- _Written exercise_:
Transcribe all the entries word for word, but omit the images.

* START Exercise inputs *

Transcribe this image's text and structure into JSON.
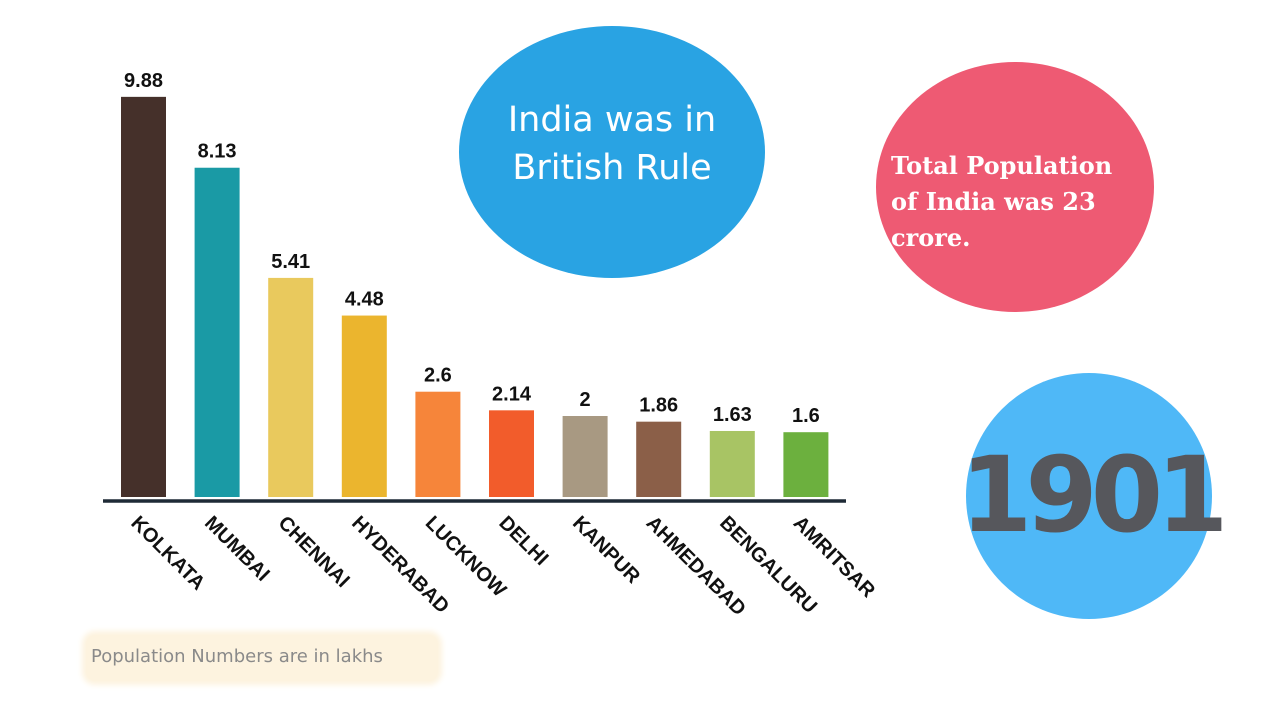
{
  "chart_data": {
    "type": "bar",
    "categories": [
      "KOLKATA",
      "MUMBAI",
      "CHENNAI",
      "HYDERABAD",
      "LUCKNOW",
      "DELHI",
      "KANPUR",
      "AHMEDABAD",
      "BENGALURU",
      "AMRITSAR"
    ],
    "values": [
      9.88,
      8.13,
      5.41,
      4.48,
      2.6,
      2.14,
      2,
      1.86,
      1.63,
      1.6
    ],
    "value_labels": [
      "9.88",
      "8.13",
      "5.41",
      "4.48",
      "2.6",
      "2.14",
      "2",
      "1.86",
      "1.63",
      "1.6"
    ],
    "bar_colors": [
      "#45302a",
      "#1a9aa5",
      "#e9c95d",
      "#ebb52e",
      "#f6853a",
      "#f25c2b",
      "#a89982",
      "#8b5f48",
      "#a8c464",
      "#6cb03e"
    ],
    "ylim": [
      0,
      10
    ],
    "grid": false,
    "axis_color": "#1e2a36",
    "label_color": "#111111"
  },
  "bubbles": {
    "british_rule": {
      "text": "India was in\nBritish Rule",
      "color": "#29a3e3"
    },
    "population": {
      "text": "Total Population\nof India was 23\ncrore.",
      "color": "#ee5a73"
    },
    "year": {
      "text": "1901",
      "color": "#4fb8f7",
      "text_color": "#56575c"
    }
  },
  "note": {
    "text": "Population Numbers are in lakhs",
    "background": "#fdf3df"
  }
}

* END Exercise inputs *

- _Reply to the task_:
Transcribe this image's text and structure into JSON.
{
  "chart_data": {
    "type": "bar",
    "categories": [
      "KOLKATA",
      "MUMBAI",
      "CHENNAI",
      "HYDERABAD",
      "LUCKNOW",
      "DELHI",
      "KANPUR",
      "AHMEDABAD",
      "BENGALURU",
      "AMRITSAR"
    ],
    "values": [
      9.88,
      8.13,
      5.41,
      4.48,
      2.6,
      2.14,
      2,
      1.86,
      1.63,
      1.6
    ],
    "value_labels": [
      "9.88",
      "8.13",
      "5.41",
      "4.48",
      "2.6",
      "2.14",
      "2",
      "1.86",
      "1.63",
      "1.6"
    ],
    "bar_colors": [
      "#45302a",
      "#1a9aa5",
      "#e9c95d",
      "#ebb52e",
      "#f6853a",
      "#f25c2b",
      "#a89982",
      "#8b5f48",
      "#a8c464",
      "#6cb03e"
    ],
    "ylim": [
      0,
      10
    ],
    "grid": false,
    "axis_color": "#1e2a36",
    "label_color": "#111111"
  },
  "bubbles": {
    "british_rule": {
      "text": "India was in\nBritish Rule",
      "color": "#29a3e3"
    },
    "population": {
      "text": "Total Population\nof India was 23\ncrore.",
      "color": "#ee5a73"
    },
    "year": {
      "text": "1901",
      "color": "#4fb8f7",
      "text_color": "#56575c"
    }
  },
  "note": {
    "text": "Population Numbers are in lakhs",
    "background": "#fdf3df"
  }
}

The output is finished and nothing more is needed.